TASK INPUTS:
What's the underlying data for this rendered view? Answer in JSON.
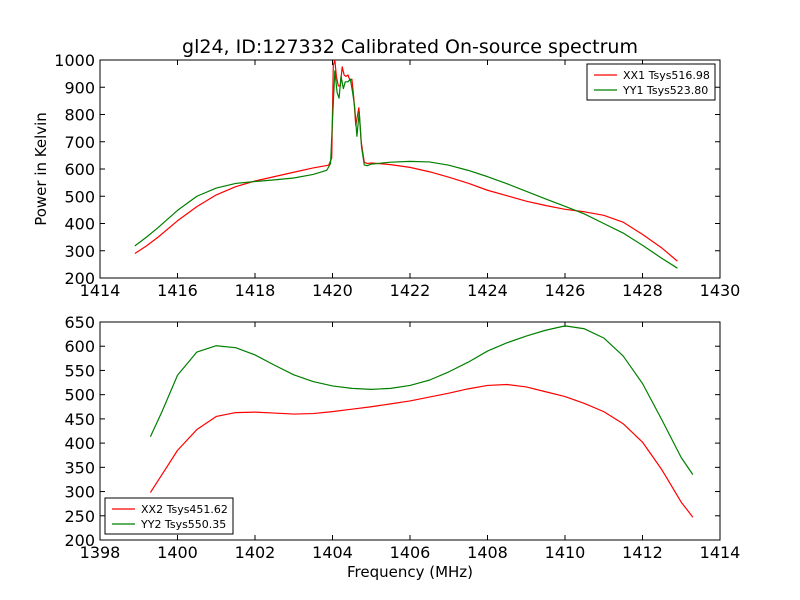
{
  "figure_title": "gl24, ID:127332 Calibrated On-source spectrum",
  "colors": {
    "red": "#ff0000",
    "green": "#007f00"
  },
  "chart_data": [
    {
      "type": "line",
      "title": "gl24, ID:127332 Calibrated On-source spectrum",
      "xlabel": "",
      "ylabel": "Power in Kelvin",
      "xlim": [
        1414,
        1430
      ],
      "ylim": [
        200,
        1000
      ],
      "xticks": [
        1414,
        1416,
        1418,
        1420,
        1422,
        1424,
        1426,
        1428,
        1430
      ],
      "yticks": [
        200,
        300,
        400,
        500,
        600,
        700,
        800,
        900,
        1000
      ],
      "legend_position": "top-right",
      "grid": false,
      "series": [
        {
          "name": "XX1 Tsys516.98",
          "color": "#ff0000",
          "points": [
            [
              1414.9,
              290
            ],
            [
              1415.2,
              318
            ],
            [
              1415.5,
              350
            ],
            [
              1416.0,
              410
            ],
            [
              1416.5,
              462
            ],
            [
              1417.0,
              505
            ],
            [
              1417.5,
              535
            ],
            [
              1418.0,
              556
            ],
            [
              1418.5,
              572
            ],
            [
              1419.0,
              588
            ],
            [
              1419.5,
              604
            ],
            [
              1419.9,
              614
            ],
            [
              1419.98,
              640
            ],
            [
              1420.02,
              980
            ],
            [
              1420.06,
              1000
            ],
            [
              1420.1,
              940
            ],
            [
              1420.15,
              905
            ],
            [
              1420.2,
              905
            ],
            [
              1420.25,
              975
            ],
            [
              1420.3,
              945
            ],
            [
              1420.35,
              940
            ],
            [
              1420.4,
              945
            ],
            [
              1420.45,
              925
            ],
            [
              1420.5,
              930
            ],
            [
              1420.55,
              860
            ],
            [
              1420.6,
              760
            ],
            [
              1420.68,
              825
            ],
            [
              1420.74,
              700
            ],
            [
              1420.82,
              625
            ],
            [
              1420.9,
              620
            ],
            [
              1421.0,
              622
            ],
            [
              1421.5,
              616
            ],
            [
              1422.0,
              606
            ],
            [
              1422.5,
              590
            ],
            [
              1423.0,
              570
            ],
            [
              1423.5,
              548
            ],
            [
              1424.0,
              522
            ],
            [
              1424.5,
              502
            ],
            [
              1425.0,
              482
            ],
            [
              1425.5,
              466
            ],
            [
              1426.0,
              452
            ],
            [
              1426.5,
              443
            ],
            [
              1427.0,
              430
            ],
            [
              1427.5,
              405
            ],
            [
              1428.0,
              360
            ],
            [
              1428.5,
              310
            ],
            [
              1428.9,
              262
            ]
          ]
        },
        {
          "name": "YY1 Tsys523.80",
          "color": "#007f00",
          "points": [
            [
              1414.9,
              318
            ],
            [
              1415.2,
              350
            ],
            [
              1415.5,
              385
            ],
            [
              1416.0,
              448
            ],
            [
              1416.5,
              500
            ],
            [
              1417.0,
              530
            ],
            [
              1417.5,
              547
            ],
            [
              1418.0,
              554
            ],
            [
              1418.5,
              560
            ],
            [
              1419.0,
              567
            ],
            [
              1419.5,
              580
            ],
            [
              1419.85,
              595
            ],
            [
              1419.95,
              620
            ],
            [
              1420.0,
              780
            ],
            [
              1420.06,
              960
            ],
            [
              1420.12,
              880
            ],
            [
              1420.17,
              860
            ],
            [
              1420.22,
              940
            ],
            [
              1420.28,
              895
            ],
            [
              1420.33,
              920
            ],
            [
              1420.4,
              920
            ],
            [
              1420.46,
              930
            ],
            [
              1420.52,
              880
            ],
            [
              1420.57,
              830
            ],
            [
              1420.63,
              720
            ],
            [
              1420.69,
              810
            ],
            [
              1420.75,
              680
            ],
            [
              1420.82,
              615
            ],
            [
              1420.9,
              612
            ],
            [
              1421.0,
              618
            ],
            [
              1421.5,
              625
            ],
            [
              1422.0,
              628
            ],
            [
              1422.5,
              626
            ],
            [
              1423.0,
              614
            ],
            [
              1423.5,
              595
            ],
            [
              1424.0,
              572
            ],
            [
              1424.5,
              546
            ],
            [
              1425.0,
              518
            ],
            [
              1425.5,
              490
            ],
            [
              1426.0,
              463
            ],
            [
              1426.5,
              435
            ],
            [
              1427.0,
              400
            ],
            [
              1427.5,
              365
            ],
            [
              1428.0,
              320
            ],
            [
              1428.5,
              272
            ],
            [
              1428.9,
              236
            ]
          ]
        }
      ]
    },
    {
      "type": "line",
      "title": "",
      "xlabel": "Frequency (MHz)",
      "ylabel": "",
      "xlim": [
        1398,
        1414
      ],
      "ylim": [
        200,
        650
      ],
      "xticks": [
        1398,
        1400,
        1402,
        1404,
        1406,
        1408,
        1410,
        1412,
        1414
      ],
      "yticks": [
        200,
        250,
        300,
        350,
        400,
        450,
        500,
        550,
        600,
        650
      ],
      "legend_position": "bottom-left",
      "grid": false,
      "series": [
        {
          "name": "XX2 Tsys451.62",
          "color": "#ff0000",
          "points": [
            [
              1399.3,
              298
            ],
            [
              1399.6,
              335
            ],
            [
              1400.0,
              385
            ],
            [
              1400.5,
              428
            ],
            [
              1401.0,
              455
            ],
            [
              1401.5,
              463
            ],
            [
              1402.0,
              464
            ],
            [
              1402.5,
              462
            ],
            [
              1403.0,
              460
            ],
            [
              1403.5,
              461
            ],
            [
              1404.0,
              465
            ],
            [
              1404.5,
              470
            ],
            [
              1405.0,
              475
            ],
            [
              1405.5,
              481
            ],
            [
              1406.0,
              487
            ],
            [
              1406.5,
              495
            ],
            [
              1407.0,
              503
            ],
            [
              1407.5,
              512
            ],
            [
              1408.0,
              519
            ],
            [
              1408.5,
              521
            ],
            [
              1409.0,
              516
            ],
            [
              1409.5,
              506
            ],
            [
              1410.0,
              496
            ],
            [
              1410.5,
              482
            ],
            [
              1411.0,
              465
            ],
            [
              1411.5,
              440
            ],
            [
              1412.0,
              402
            ],
            [
              1412.5,
              345
            ],
            [
              1413.0,
              278
            ],
            [
              1413.3,
              247
            ]
          ]
        },
        {
          "name": "YY2 Tsys550.35",
          "color": "#007f00",
          "points": [
            [
              1399.3,
              413
            ],
            [
              1399.6,
              465
            ],
            [
              1400.0,
              540
            ],
            [
              1400.5,
              588
            ],
            [
              1401.0,
              601
            ],
            [
              1401.5,
              597
            ],
            [
              1402.0,
              582
            ],
            [
              1402.5,
              561
            ],
            [
              1403.0,
              541
            ],
            [
              1403.5,
              527
            ],
            [
              1404.0,
              518
            ],
            [
              1404.5,
              513
            ],
            [
              1405.0,
              511
            ],
            [
              1405.5,
              513
            ],
            [
              1406.0,
              519
            ],
            [
              1406.5,
              530
            ],
            [
              1407.0,
              547
            ],
            [
              1407.5,
              567
            ],
            [
              1408.0,
              590
            ],
            [
              1408.5,
              607
            ],
            [
              1409.0,
              621
            ],
            [
              1409.5,
              633
            ],
            [
              1410.0,
              642
            ],
            [
              1410.5,
              636
            ],
            [
              1411.0,
              617
            ],
            [
              1411.5,
              580
            ],
            [
              1412.0,
              523
            ],
            [
              1412.5,
              448
            ],
            [
              1413.0,
              370
            ],
            [
              1413.3,
              335
            ]
          ]
        }
      ]
    }
  ]
}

EXERCISE: Except for the pictures, copy the material above exactly.

COMPLETED EXERCISE:
What's the underlying data for this rendered view? Answer in JSON.
{
  "figure_title": "gl24, ID:127332 Calibrated On-source spectrum",
  "colors": {
    "red": "#ff0000",
    "green": "#007f00"
  },
  "chart_data": [
    {
      "type": "line",
      "title": "gl24, ID:127332 Calibrated On-source spectrum",
      "xlabel": "",
      "ylabel": "Power in Kelvin",
      "xlim": [
        1414,
        1430
      ],
      "ylim": [
        200,
        1000
      ],
      "xticks": [
        1414,
        1416,
        1418,
        1420,
        1422,
        1424,
        1426,
        1428,
        1430
      ],
      "yticks": [
        200,
        300,
        400,
        500,
        600,
        700,
        800,
        900,
        1000
      ],
      "legend_position": "top-right",
      "grid": false,
      "series": [
        {
          "name": "XX1 Tsys516.98",
          "color": "#ff0000",
          "points": [
            [
              1414.9,
              290
            ],
            [
              1415.2,
              318
            ],
            [
              1415.5,
              350
            ],
            [
              1416.0,
              410
            ],
            [
              1416.5,
              462
            ],
            [
              1417.0,
              505
            ],
            [
              1417.5,
              535
            ],
            [
              1418.0,
              556
            ],
            [
              1418.5,
              572
            ],
            [
              1419.0,
              588
            ],
            [
              1419.5,
              604
            ],
            [
              1419.9,
              614
            ],
            [
              1419.98,
              640
            ],
            [
              1420.02,
              980
            ],
            [
              1420.06,
              1000
            ],
            [
              1420.1,
              940
            ],
            [
              1420.15,
              905
            ],
            [
              1420.2,
              905
            ],
            [
              1420.25,
              975
            ],
            [
              1420.3,
              945
            ],
            [
              1420.35,
              940
            ],
            [
              1420.4,
              945
            ],
            [
              1420.45,
              925
            ],
            [
              1420.5,
              930
            ],
            [
              1420.55,
              860
            ],
            [
              1420.6,
              760
            ],
            [
              1420.68,
              825
            ],
            [
              1420.74,
              700
            ],
            [
              1420.82,
              625
            ],
            [
              1420.9,
              620
            ],
            [
              1421.0,
              622
            ],
            [
              1421.5,
              616
            ],
            [
              1422.0,
              606
            ],
            [
              1422.5,
              590
            ],
            [
              1423.0,
              570
            ],
            [
              1423.5,
              548
            ],
            [
              1424.0,
              522
            ],
            [
              1424.5,
              502
            ],
            [
              1425.0,
              482
            ],
            [
              1425.5,
              466
            ],
            [
              1426.0,
              452
            ],
            [
              1426.5,
              443
            ],
            [
              1427.0,
              430
            ],
            [
              1427.5,
              405
            ],
            [
              1428.0,
              360
            ],
            [
              1428.5,
              310
            ],
            [
              1428.9,
              262
            ]
          ]
        },
        {
          "name": "YY1 Tsys523.80",
          "color": "#007f00",
          "points": [
            [
              1414.9,
              318
            ],
            [
              1415.2,
              350
            ],
            [
              1415.5,
              385
            ],
            [
              1416.0,
              448
            ],
            [
              1416.5,
              500
            ],
            [
              1417.0,
              530
            ],
            [
              1417.5,
              547
            ],
            [
              1418.0,
              554
            ],
            [
              1418.5,
              560
            ],
            [
              1419.0,
              567
            ],
            [
              1419.5,
              580
            ],
            [
              1419.85,
              595
            ],
            [
              1419.95,
              620
            ],
            [
              1420.0,
              780
            ],
            [
              1420.06,
              960
            ],
            [
              1420.12,
              880
            ],
            [
              1420.17,
              860
            ],
            [
              1420.22,
              940
            ],
            [
              1420.28,
              895
            ],
            [
              1420.33,
              920
            ],
            [
              1420.4,
              920
            ],
            [
              1420.46,
              930
            ],
            [
              1420.52,
              880
            ],
            [
              1420.57,
              830
            ],
            [
              1420.63,
              720
            ],
            [
              1420.69,
              810
            ],
            [
              1420.75,
              680
            ],
            [
              1420.82,
              615
            ],
            [
              1420.9,
              612
            ],
            [
              1421.0,
              618
            ],
            [
              1421.5,
              625
            ],
            [
              1422.0,
              628
            ],
            [
              1422.5,
              626
            ],
            [
              1423.0,
              614
            ],
            [
              1423.5,
              595
            ],
            [
              1424.0,
              572
            ],
            [
              1424.5,
              546
            ],
            [
              1425.0,
              518
            ],
            [
              1425.5,
              490
            ],
            [
              1426.0,
              463
            ],
            [
              1426.5,
              435
            ],
            [
              1427.0,
              400
            ],
            [
              1427.5,
              365
            ],
            [
              1428.0,
              320
            ],
            [
              1428.5,
              272
            ],
            [
              1428.9,
              236
            ]
          ]
        }
      ]
    },
    {
      "type": "line",
      "title": "",
      "xlabel": "Frequency (MHz)",
      "ylabel": "",
      "xlim": [
        1398,
        1414
      ],
      "ylim": [
        200,
        650
      ],
      "xticks": [
        1398,
        1400,
        1402,
        1404,
        1406,
        1408,
        1410,
        1412,
        1414
      ],
      "yticks": [
        200,
        250,
        300,
        350,
        400,
        450,
        500,
        550,
        600,
        650
      ],
      "legend_position": "bottom-left",
      "grid": false,
      "series": [
        {
          "name": "XX2 Tsys451.62",
          "color": "#ff0000",
          "points": [
            [
              1399.3,
              298
            ],
            [
              1399.6,
              335
            ],
            [
              1400.0,
              385
            ],
            [
              1400.5,
              428
            ],
            [
              1401.0,
              455
            ],
            [
              1401.5,
              463
            ],
            [
              1402.0,
              464
            ],
            [
              1402.5,
              462
            ],
            [
              1403.0,
              460
            ],
            [
              1403.5,
              461
            ],
            [
              1404.0,
              465
            ],
            [
              1404.5,
              470
            ],
            [
              1405.0,
              475
            ],
            [
              1405.5,
              481
            ],
            [
              1406.0,
              487
            ],
            [
              1406.5,
              495
            ],
            [
              1407.0,
              503
            ],
            [
              1407.5,
              512
            ],
            [
              1408.0,
              519
            ],
            [
              1408.5,
              521
            ],
            [
              1409.0,
              516
            ],
            [
              1409.5,
              506
            ],
            [
              1410.0,
              496
            ],
            [
              1410.5,
              482
            ],
            [
              1411.0,
              465
            ],
            [
              1411.5,
              440
            ],
            [
              1412.0,
              402
            ],
            [
              1412.5,
              345
            ],
            [
              1413.0,
              278
            ],
            [
              1413.3,
              247
            ]
          ]
        },
        {
          "name": "YY2 Tsys550.35",
          "color": "#007f00",
          "points": [
            [
              1399.3,
              413
            ],
            [
              1399.6,
              465
            ],
            [
              1400.0,
              540
            ],
            [
              1400.5,
              588
            ],
            [
              1401.0,
              601
            ],
            [
              1401.5,
              597
            ],
            [
              1402.0,
              582
            ],
            [
              1402.5,
              561
            ],
            [
              1403.0,
              541
            ],
            [
              1403.5,
              527
            ],
            [
              1404.0,
              518
            ],
            [
              1404.5,
              513
            ],
            [
              1405.0,
              511
            ],
            [
              1405.5,
              513
            ],
            [
              1406.0,
              519
            ],
            [
              1406.5,
              530
            ],
            [
              1407.0,
              547
            ],
            [
              1407.5,
              567
            ],
            [
              1408.0,
              590
            ],
            [
              1408.5,
              607
            ],
            [
              1409.0,
              621
            ],
            [
              1409.5,
              633
            ],
            [
              1410.0,
              642
            ],
            [
              1410.5,
              636
            ],
            [
              1411.0,
              617
            ],
            [
              1411.5,
              580
            ],
            [
              1412.0,
              523
            ],
            [
              1412.5,
              448
            ],
            [
              1413.0,
              370
            ],
            [
              1413.3,
              335
            ]
          ]
        }
      ]
    }
  ]
}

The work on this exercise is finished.